TASK PROMPT - Only a number is expected here: the count of lines in the data that contain "VIRUSTOTAL".

DATA FOR THIS EXERCISE -
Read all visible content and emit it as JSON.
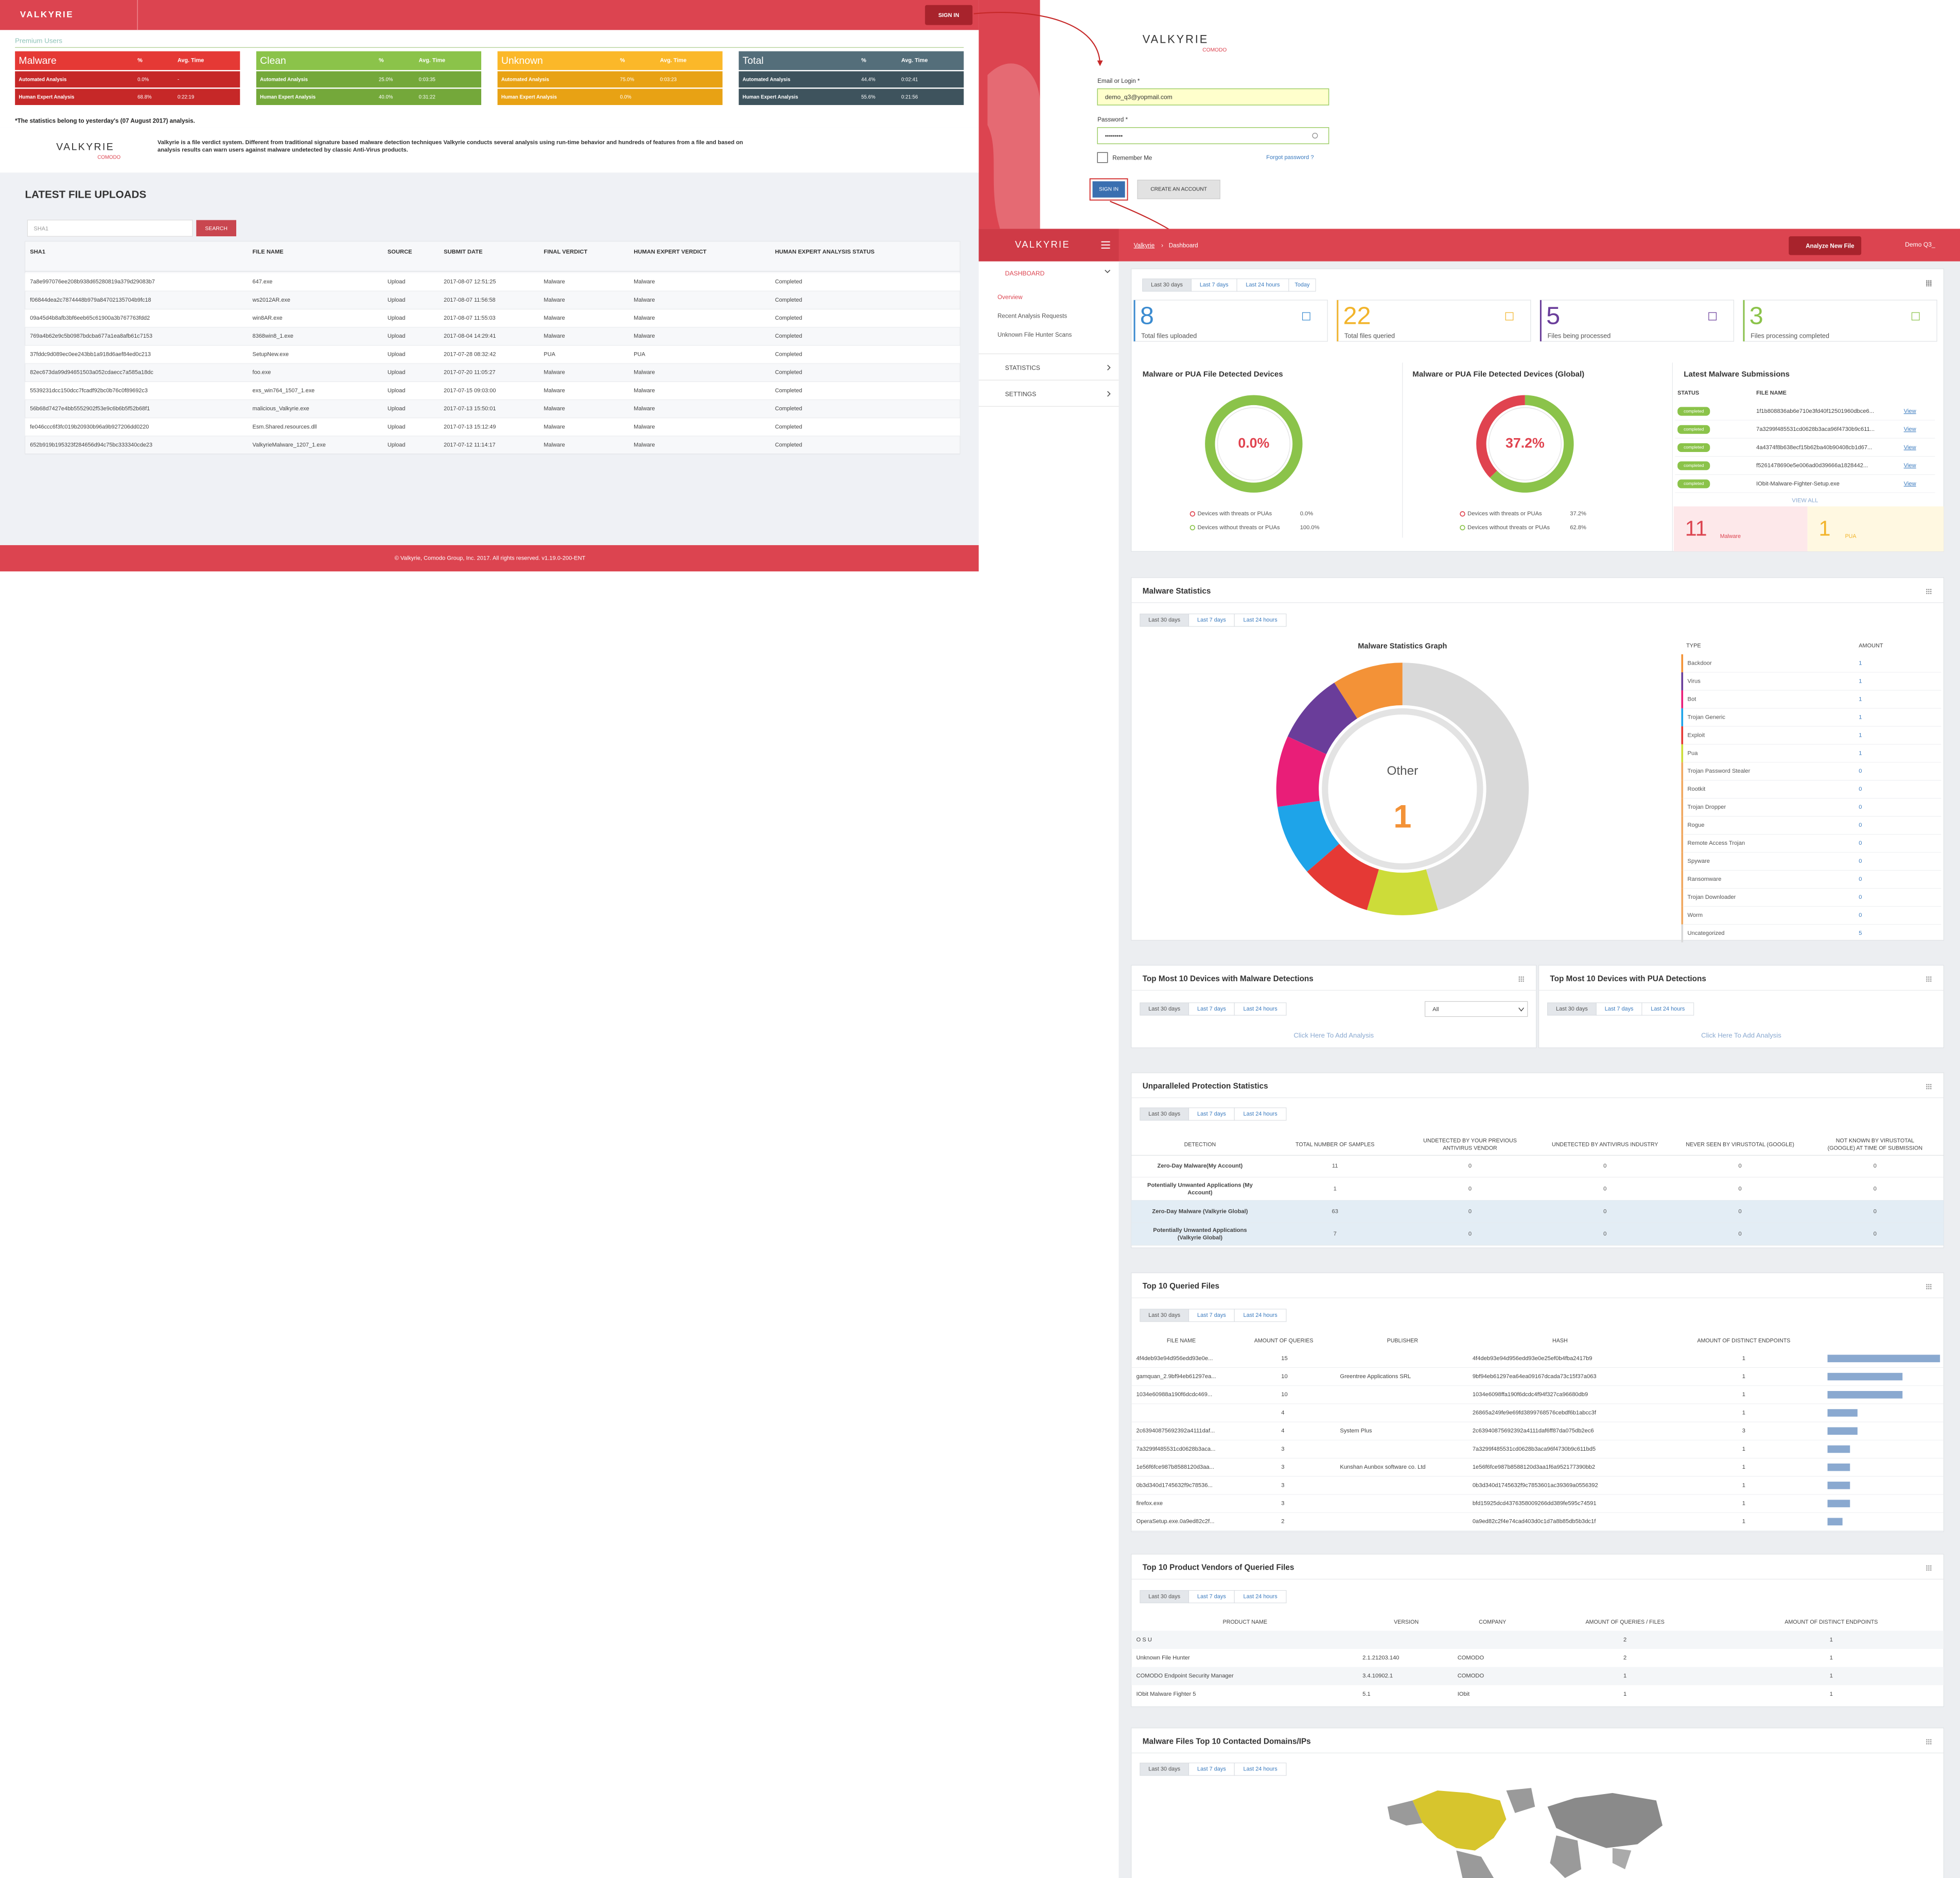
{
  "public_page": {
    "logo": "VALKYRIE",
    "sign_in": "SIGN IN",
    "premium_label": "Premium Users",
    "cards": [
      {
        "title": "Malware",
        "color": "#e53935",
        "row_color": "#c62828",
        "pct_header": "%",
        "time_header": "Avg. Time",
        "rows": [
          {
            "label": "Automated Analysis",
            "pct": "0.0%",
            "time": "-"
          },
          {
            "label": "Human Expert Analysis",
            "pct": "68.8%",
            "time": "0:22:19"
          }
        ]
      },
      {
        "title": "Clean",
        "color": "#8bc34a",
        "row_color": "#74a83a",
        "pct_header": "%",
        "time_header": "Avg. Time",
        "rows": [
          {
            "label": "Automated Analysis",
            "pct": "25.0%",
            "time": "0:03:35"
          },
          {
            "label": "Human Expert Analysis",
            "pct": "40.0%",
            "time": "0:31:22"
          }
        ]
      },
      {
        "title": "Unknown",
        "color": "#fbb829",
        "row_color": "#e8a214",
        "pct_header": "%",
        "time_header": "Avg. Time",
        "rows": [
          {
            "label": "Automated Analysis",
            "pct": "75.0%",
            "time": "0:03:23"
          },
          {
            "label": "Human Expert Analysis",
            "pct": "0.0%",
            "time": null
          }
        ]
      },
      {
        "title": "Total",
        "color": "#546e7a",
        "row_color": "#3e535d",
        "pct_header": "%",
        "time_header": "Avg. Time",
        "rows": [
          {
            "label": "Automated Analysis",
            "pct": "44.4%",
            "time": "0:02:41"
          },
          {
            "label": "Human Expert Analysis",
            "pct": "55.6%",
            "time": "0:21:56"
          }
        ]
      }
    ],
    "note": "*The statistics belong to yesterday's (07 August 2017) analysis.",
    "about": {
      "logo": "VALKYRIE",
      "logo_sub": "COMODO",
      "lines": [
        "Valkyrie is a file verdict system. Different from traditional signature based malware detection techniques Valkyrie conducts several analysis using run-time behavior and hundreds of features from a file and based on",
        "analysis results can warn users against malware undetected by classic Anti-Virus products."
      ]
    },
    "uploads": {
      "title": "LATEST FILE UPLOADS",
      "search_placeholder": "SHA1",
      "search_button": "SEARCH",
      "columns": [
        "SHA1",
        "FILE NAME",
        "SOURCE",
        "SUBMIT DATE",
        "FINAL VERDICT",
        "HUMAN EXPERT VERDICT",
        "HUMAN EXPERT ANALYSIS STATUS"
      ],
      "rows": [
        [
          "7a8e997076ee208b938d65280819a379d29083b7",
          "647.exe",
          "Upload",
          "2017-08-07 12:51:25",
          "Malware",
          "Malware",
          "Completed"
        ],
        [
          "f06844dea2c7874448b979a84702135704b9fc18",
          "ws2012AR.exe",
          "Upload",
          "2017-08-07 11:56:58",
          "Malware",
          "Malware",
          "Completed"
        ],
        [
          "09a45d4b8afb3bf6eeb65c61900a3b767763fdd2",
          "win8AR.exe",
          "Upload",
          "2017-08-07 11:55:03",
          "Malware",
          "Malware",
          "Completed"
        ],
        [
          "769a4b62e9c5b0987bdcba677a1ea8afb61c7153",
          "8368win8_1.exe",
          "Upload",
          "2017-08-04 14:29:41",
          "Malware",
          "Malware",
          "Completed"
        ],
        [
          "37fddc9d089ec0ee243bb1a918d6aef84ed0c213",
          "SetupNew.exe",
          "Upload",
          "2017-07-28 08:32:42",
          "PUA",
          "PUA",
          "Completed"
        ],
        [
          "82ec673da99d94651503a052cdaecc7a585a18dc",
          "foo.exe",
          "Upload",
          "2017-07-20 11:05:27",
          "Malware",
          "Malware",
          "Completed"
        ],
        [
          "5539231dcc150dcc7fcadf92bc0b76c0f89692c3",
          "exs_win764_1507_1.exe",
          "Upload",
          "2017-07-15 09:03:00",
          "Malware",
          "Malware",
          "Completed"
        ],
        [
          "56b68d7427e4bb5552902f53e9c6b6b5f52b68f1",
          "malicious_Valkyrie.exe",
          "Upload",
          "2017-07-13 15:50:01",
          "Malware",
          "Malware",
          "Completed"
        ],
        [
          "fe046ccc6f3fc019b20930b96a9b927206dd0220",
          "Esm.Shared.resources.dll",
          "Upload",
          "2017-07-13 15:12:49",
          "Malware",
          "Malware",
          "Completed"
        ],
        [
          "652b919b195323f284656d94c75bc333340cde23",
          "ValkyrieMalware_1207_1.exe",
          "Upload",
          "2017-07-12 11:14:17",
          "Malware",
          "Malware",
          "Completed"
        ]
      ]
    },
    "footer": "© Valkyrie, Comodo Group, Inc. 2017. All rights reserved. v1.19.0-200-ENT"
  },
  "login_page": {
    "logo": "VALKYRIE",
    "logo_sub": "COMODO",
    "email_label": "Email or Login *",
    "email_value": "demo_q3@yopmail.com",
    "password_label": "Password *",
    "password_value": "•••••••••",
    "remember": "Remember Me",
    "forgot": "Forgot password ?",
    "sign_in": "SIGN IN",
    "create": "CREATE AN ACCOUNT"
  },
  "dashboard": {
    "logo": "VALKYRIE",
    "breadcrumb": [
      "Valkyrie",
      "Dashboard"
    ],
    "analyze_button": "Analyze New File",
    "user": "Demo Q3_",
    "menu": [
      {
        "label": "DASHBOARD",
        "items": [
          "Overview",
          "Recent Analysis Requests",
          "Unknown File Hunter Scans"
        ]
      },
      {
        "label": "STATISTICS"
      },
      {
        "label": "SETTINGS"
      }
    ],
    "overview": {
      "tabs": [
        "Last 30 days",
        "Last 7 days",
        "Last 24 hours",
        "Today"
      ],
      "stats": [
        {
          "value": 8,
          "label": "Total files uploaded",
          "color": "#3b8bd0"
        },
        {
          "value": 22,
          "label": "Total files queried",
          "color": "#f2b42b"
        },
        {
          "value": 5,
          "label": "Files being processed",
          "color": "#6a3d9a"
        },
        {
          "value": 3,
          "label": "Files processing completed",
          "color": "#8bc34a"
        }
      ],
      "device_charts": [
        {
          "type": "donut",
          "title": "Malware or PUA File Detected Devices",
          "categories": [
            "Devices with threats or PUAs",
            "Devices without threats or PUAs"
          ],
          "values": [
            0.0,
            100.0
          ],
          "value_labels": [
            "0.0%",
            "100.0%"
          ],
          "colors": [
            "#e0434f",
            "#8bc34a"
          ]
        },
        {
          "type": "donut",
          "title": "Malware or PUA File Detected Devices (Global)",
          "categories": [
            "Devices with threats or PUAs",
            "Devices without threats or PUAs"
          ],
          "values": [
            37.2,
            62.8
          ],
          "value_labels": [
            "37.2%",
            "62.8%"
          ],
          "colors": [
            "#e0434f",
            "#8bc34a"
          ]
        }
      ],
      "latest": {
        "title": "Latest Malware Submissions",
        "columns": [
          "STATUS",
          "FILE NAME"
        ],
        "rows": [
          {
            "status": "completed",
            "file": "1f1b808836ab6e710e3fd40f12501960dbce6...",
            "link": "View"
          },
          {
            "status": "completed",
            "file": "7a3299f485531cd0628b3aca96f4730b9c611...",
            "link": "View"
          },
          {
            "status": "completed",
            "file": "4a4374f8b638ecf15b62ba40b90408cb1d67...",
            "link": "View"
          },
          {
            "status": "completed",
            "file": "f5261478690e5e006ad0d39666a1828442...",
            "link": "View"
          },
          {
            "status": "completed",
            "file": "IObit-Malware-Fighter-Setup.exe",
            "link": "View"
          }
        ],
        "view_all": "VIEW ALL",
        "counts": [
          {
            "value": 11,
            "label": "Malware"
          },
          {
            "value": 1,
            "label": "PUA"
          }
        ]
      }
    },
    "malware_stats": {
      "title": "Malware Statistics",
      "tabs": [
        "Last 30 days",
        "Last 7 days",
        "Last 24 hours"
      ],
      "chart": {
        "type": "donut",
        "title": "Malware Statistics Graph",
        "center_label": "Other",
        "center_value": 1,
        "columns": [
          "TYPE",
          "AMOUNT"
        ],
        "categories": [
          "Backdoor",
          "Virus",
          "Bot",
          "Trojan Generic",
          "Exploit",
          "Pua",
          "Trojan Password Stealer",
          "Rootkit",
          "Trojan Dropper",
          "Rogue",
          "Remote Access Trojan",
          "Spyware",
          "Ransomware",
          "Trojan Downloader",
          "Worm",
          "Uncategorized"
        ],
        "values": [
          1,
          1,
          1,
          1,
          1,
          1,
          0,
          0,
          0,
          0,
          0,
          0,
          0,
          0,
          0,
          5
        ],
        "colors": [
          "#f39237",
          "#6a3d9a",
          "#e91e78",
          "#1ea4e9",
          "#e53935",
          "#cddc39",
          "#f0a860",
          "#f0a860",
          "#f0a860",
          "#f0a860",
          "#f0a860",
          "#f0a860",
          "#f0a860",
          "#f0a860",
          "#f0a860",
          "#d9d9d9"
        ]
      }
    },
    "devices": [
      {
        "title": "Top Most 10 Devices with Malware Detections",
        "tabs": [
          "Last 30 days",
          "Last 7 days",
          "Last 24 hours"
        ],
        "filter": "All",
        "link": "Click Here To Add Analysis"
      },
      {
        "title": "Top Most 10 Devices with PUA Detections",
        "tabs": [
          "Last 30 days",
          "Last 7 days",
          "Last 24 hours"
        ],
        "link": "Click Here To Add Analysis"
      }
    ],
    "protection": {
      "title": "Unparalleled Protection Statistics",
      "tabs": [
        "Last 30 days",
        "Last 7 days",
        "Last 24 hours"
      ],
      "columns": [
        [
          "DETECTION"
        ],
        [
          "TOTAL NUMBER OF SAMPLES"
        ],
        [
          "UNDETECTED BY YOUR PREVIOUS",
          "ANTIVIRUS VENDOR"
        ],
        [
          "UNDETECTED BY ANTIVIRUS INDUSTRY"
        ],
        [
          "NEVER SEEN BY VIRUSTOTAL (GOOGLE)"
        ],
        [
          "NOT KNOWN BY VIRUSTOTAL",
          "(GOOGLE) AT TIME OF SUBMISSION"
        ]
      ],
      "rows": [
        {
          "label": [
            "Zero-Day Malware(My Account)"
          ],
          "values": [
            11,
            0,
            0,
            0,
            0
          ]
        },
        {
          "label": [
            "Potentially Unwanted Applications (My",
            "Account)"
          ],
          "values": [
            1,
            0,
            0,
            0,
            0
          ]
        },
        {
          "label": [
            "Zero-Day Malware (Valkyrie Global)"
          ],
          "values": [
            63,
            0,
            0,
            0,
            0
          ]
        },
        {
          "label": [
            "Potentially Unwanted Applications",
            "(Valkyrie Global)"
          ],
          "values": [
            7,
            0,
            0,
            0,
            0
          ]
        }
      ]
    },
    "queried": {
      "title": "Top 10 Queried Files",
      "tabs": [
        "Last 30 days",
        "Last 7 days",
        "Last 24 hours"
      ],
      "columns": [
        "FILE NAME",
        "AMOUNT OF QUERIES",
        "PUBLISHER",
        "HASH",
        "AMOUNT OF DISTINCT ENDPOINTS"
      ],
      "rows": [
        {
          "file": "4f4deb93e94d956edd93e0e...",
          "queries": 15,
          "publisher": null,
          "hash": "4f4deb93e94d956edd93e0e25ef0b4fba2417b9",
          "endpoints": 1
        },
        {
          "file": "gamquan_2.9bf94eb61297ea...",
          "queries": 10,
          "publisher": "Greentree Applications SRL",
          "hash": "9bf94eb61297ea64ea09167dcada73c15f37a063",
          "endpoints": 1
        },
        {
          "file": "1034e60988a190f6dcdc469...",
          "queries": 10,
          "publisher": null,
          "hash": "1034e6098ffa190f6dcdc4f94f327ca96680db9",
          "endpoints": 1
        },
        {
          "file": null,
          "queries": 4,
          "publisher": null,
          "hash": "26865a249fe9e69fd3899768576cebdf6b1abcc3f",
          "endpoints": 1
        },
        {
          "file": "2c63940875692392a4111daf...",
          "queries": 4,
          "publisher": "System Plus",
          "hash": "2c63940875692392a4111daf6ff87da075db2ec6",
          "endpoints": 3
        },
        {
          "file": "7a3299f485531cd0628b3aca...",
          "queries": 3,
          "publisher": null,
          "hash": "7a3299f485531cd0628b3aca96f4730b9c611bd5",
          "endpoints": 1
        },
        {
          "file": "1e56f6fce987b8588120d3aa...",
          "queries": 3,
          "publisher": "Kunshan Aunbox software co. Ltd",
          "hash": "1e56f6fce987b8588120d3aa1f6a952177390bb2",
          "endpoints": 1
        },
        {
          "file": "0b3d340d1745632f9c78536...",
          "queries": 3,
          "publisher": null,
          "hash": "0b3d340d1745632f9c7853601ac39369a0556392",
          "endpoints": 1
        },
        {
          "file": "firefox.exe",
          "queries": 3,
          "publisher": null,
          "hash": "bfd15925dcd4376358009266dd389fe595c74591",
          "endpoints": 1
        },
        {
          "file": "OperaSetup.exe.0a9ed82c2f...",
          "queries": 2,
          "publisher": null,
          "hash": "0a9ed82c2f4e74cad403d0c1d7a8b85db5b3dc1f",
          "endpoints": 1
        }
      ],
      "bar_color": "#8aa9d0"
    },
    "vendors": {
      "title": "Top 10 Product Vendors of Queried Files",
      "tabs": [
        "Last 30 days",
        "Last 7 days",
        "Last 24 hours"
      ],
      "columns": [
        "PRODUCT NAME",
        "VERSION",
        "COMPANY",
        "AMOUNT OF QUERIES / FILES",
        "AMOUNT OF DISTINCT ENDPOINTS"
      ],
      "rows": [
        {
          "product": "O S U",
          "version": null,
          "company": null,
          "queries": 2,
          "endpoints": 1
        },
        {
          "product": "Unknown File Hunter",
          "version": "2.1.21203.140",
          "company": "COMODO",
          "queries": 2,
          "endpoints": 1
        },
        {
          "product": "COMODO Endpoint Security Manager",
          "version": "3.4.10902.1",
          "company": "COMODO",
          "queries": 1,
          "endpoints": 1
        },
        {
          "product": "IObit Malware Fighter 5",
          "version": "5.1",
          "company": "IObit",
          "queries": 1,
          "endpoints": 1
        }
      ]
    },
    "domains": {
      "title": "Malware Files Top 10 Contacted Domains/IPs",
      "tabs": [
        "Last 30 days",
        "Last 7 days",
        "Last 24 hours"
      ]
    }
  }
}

RESPONSE TO THIS TASK - 2